■ **Goal**
Emit the entire listing verbatim.

■ **Stored data**

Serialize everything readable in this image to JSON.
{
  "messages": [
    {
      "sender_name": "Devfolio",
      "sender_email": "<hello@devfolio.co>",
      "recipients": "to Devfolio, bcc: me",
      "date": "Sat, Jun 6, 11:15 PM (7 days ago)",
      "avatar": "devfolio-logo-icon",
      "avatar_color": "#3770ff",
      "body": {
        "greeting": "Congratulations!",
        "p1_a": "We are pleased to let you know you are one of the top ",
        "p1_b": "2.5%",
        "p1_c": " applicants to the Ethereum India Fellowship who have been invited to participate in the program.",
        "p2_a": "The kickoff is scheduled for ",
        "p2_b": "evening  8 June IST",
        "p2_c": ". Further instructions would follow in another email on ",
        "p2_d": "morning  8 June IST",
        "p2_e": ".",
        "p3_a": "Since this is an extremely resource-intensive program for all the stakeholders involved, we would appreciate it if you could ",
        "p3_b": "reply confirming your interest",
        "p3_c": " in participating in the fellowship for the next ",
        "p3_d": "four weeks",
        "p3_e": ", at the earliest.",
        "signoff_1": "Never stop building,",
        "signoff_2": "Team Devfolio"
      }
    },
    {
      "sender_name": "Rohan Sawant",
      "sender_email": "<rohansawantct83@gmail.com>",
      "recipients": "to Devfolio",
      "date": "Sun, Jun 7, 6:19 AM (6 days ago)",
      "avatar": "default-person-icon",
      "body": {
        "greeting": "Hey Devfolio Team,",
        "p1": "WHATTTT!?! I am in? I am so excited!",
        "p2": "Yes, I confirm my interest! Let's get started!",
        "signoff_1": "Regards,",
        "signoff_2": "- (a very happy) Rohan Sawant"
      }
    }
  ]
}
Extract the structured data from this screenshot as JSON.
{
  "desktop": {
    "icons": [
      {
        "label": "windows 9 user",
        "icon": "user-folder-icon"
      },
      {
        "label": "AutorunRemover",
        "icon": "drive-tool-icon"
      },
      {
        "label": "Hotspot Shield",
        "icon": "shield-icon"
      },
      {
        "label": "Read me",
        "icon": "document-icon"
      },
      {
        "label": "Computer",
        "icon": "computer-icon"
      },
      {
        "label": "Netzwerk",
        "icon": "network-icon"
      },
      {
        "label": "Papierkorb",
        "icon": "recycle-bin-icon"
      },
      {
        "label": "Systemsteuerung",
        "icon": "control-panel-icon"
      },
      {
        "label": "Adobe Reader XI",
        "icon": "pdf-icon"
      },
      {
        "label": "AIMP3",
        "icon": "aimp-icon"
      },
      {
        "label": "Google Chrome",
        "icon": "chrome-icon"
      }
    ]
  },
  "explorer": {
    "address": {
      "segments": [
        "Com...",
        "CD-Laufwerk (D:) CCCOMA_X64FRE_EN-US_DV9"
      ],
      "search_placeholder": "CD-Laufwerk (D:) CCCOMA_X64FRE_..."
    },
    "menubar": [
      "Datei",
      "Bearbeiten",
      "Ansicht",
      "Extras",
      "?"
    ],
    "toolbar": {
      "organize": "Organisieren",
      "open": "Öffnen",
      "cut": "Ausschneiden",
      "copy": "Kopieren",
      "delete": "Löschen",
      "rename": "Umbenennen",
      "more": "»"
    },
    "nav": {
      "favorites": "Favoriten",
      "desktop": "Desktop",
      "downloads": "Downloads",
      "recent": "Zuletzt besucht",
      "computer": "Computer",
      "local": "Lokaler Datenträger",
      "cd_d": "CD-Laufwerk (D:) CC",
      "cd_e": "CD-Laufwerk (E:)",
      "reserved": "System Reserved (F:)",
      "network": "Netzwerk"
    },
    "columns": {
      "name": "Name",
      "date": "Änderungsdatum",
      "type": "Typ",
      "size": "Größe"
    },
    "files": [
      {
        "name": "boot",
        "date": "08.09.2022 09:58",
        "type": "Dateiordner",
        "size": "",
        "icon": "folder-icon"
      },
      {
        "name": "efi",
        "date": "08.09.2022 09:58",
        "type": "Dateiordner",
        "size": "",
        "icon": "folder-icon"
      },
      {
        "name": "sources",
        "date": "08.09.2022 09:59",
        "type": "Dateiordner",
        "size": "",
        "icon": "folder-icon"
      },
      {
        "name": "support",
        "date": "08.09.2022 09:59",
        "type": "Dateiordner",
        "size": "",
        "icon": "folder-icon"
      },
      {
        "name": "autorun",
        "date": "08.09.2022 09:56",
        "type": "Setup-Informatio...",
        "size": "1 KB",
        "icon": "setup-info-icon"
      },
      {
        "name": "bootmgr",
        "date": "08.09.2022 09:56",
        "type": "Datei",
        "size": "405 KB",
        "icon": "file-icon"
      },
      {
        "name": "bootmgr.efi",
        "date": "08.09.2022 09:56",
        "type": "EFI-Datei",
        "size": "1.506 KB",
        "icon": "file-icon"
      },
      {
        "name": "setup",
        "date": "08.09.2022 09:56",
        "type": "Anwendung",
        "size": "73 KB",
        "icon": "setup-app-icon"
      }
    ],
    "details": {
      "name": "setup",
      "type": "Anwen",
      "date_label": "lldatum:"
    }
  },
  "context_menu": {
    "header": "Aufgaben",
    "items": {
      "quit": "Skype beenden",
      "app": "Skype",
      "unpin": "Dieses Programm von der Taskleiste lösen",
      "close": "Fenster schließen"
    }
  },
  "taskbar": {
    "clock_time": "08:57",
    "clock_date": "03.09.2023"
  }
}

■ **The completed task**
Serialize everything readable in this image to JSON.
{
  "messages": [
    {
      "sender_name": "Devfolio",
      "sender_email": "<hello@devfolio.co>",
      "recipients": "to Devfolio, bcc: me",
      "date": "Sat, Jun 6, 11:15 PM (7 days ago)",
      "avatar": "devfolio-logo-icon",
      "avatar_color": "#3770ff",
      "body": {
        "greeting": "Congratulations!",
        "p1_a": "We are pleased to let you know you are one of the top ",
        "p1_b": "2.5%",
        "p1_c": " applicants to the Ethereum India Fellowship who have been invited to participate in the program.",
        "p2_a": "The kickoff is scheduled for ",
        "p2_b": "evening  8 June IST",
        "p2_c": ". Further instructions would follow in another email on ",
        "p2_d": "morning  8 June IST",
        "p2_e": ".",
        "p3_a": "Since this is an extremely resource-intensive program for all the stakeholders involved, we would appreciate it if you could ",
        "p3_b": "reply confirming your interest",
        "p3_c": " in participating in the fellowship for the next ",
        "p3_d": "four weeks",
        "p3_e": ", at the earliest.",
        "signoff_1": "Never stop building,",
        "signoff_2": "Team Devfolio"
      }
    },
    {
      "sender_name": "Rohan Sawant",
      "sender_email": "<rohansawantct83@gmail.com>",
      "recipients": "to Devfolio",
      "date": "Sun, Jun 7, 6:19 AM (6 days ago)",
      "avatar": "default-person-icon",
      "body": {
        "greeting": "Hey Devfolio Team,",
        "p1": "WHATTTT!?! I am in? I am so excited!",
        "p2": "Yes, I confirm my interest! Let's get started!",
        "signoff_1": "Regards,",
        "signoff_2": "- (a very happy) Rohan Sawant"
      }
    }
  ]
}
Extract the structured data from this screenshot as JSON.
{
  "desktop": {
    "icons": [
      {
        "label": "windows 9 user",
        "icon": "user-folder-icon"
      },
      {
        "label": "AutorunRemover",
        "icon": "drive-tool-icon"
      },
      {
        "label": "Hotspot Shield",
        "icon": "shield-icon"
      },
      {
        "label": "Read me",
        "icon": "document-icon"
      },
      {
        "label": "Computer",
        "icon": "computer-icon"
      },
      {
        "label": "Netzwerk",
        "icon": "network-icon"
      },
      {
        "label": "Papierkorb",
        "icon": "recycle-bin-icon"
      },
      {
        "label": "Systemsteuerung",
        "icon": "control-panel-icon"
      },
      {
        "label": "Adobe Reader XI",
        "icon": "pdf-icon"
      },
      {
        "label": "AIMP3",
        "icon": "aimp-icon"
      },
      {
        "label": "Google Chrome",
        "icon": "chrome-icon"
      }
    ]
  },
  "explorer": {
    "address": {
      "segments": [
        "Com...",
        "CD-Laufwerk (D:) CCCOMA_X64FRE_EN-US_DV9"
      ],
      "search_placeholder": "CD-Laufwerk (D:) CCCOMA_X64FRE_..."
    },
    "menubar": [
      "Datei",
      "Bearbeiten",
      "Ansicht",
      "Extras",
      "?"
    ],
    "toolbar": {
      "organize": "Organisieren",
      "open": "Öffnen",
      "cut": "Ausschneiden",
      "copy": "Kopieren",
      "delete": "Löschen",
      "rename": "Umbenennen",
      "more": "»"
    },
    "nav": {
      "favorites": "Favoriten",
      "desktop": "Desktop",
      "downloads": "Downloads",
      "recent": "Zuletzt besucht",
      "computer": "Computer",
      "local": "Lokaler Datenträger",
      "cd_d": "CD-Laufwerk (D:) CC",
      "cd_e": "CD-Laufwerk (E:)",
      "reserved": "System Reserved (F:)",
      "network": "Netzwerk"
    },
    "columns": {
      "name": "Name",
      "date": "Änderungsdatum",
      "type": "Typ",
      "size": "Größe"
    },
    "files": [
      {
        "name": "boot",
        "date": "08.09.2022 09:58",
        "type": "Dateiordner",
        "size": "",
        "icon": "folder-icon"
      },
      {
        "name": "efi",
        "date": "08.09.2022 09:58",
        "type": "Dateiordner",
        "size": "",
        "icon": "folder-icon"
      },
      {
        "name": "sources",
        "date": "08.09.2022 09:59",
        "type": "Dateiordner",
        "size": "",
        "icon": "folder-icon"
      },
      {
        "name": "support",
        "date": "08.09.2022 09:59",
        "type": "Dateiordner",
        "size": "",
        "icon": "folder-icon"
      },
      {
        "name": "autorun",
        "date": "08.09.2022 09:56",
        "type": "Setup-Informatio...",
        "size": "1 KB",
        "icon": "setup-info-icon"
      },
      {
        "name": "bootmgr",
        "date": "08.09.2022 09:56",
        "type": "Datei",
        "size": "405 KB",
        "icon": "file-icon"
      },
      {
        "name": "bootmgr.efi",
        "date": "08.09.2022 09:56",
        "type": "EFI-Datei",
        "size": "1.506 KB",
        "icon": "file-icon"
      },
      {
        "name": "setup",
        "date": "08.09.2022 09:56",
        "type": "Anwendung",
        "size": "73 KB",
        "icon": "setup-app-icon"
      }
    ],
    "details": {
      "name": "setup",
      "type": "Anwen",
      "date_label": "lldatum:"
    }
  },
  "context_menu": {
    "header": "Aufgaben",
    "items": {
      "quit": "Skype beenden",
      "app": "Skype",
      "unpin": "Dieses Programm von der Taskleiste lösen",
      "close": "Fenster schließen"
    }
  },
  "taskbar": {
    "clock_time": "08:57",
    "clock_date": "03.09.2023"
  }
}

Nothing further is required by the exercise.